Report, as a bare number, how many lines contain the string "label".

□ □ □ □

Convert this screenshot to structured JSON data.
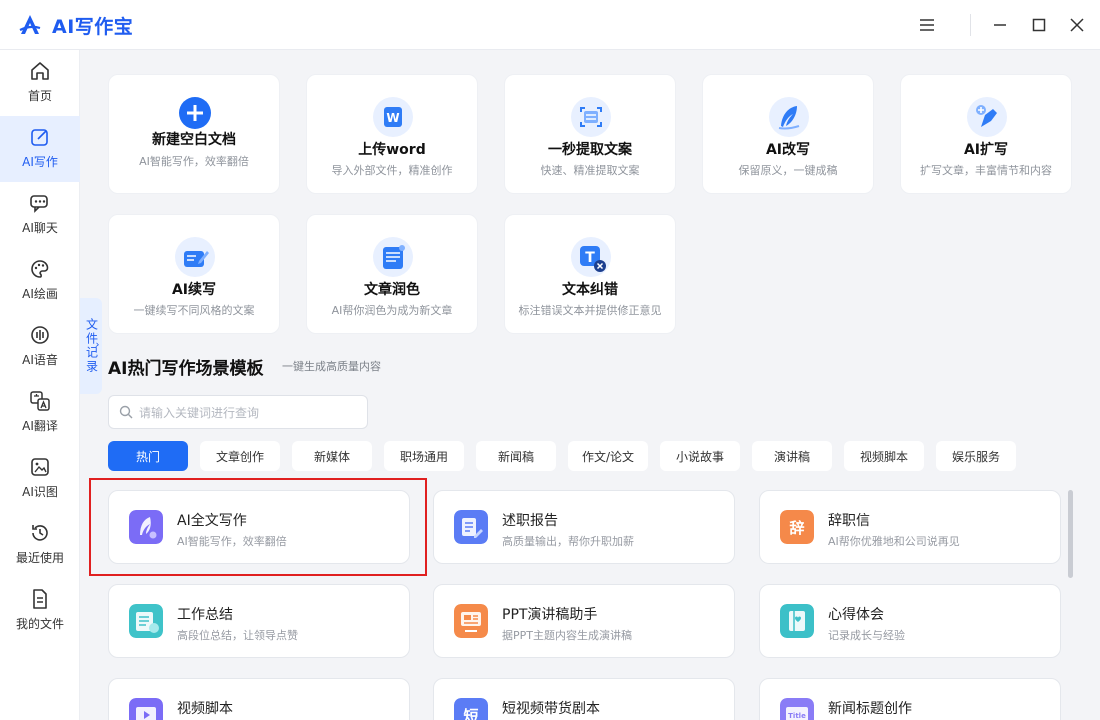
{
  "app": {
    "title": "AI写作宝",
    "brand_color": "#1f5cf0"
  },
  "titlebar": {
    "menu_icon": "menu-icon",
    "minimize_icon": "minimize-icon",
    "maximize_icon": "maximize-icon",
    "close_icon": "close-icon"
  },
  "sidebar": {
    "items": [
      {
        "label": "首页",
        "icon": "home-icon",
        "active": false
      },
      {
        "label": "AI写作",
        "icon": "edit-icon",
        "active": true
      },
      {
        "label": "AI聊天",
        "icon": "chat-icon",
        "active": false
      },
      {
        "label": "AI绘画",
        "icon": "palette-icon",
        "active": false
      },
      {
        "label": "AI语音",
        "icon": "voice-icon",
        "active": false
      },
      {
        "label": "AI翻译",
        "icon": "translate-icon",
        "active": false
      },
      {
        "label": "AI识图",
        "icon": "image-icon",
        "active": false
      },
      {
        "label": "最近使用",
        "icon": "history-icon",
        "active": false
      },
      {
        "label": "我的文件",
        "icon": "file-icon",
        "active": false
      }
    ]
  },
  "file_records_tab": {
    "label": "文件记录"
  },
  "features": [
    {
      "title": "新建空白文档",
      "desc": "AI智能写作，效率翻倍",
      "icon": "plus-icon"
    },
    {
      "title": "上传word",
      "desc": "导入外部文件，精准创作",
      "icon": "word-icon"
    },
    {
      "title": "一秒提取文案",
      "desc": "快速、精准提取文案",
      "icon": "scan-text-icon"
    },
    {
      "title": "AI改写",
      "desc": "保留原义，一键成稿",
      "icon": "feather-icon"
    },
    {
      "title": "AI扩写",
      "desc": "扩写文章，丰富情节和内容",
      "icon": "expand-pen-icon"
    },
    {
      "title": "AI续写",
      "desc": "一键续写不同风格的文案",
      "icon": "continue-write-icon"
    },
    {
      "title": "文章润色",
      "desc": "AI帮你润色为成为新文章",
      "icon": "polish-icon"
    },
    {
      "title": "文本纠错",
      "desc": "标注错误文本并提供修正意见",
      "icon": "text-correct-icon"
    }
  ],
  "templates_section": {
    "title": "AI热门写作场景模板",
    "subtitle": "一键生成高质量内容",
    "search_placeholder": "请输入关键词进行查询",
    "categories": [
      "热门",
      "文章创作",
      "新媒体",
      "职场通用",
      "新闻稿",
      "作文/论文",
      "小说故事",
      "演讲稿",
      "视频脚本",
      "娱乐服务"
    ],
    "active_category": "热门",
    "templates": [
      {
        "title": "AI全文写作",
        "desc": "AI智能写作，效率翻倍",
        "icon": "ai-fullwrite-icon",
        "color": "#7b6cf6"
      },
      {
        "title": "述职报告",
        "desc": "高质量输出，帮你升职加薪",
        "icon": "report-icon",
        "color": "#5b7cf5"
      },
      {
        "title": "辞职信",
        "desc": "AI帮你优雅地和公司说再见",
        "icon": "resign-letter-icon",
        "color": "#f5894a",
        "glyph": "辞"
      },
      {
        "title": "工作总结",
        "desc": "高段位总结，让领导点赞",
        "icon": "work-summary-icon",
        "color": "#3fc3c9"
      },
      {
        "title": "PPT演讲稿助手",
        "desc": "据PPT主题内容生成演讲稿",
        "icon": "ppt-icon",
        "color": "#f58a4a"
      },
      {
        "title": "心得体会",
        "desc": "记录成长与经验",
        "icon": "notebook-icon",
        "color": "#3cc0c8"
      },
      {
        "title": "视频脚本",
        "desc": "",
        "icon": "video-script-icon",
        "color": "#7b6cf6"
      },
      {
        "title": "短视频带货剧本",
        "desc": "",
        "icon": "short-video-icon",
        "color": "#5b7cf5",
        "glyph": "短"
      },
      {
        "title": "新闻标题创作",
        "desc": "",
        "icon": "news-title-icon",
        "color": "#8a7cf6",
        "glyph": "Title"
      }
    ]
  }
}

□ □ □ □

RESULT BELOW: 10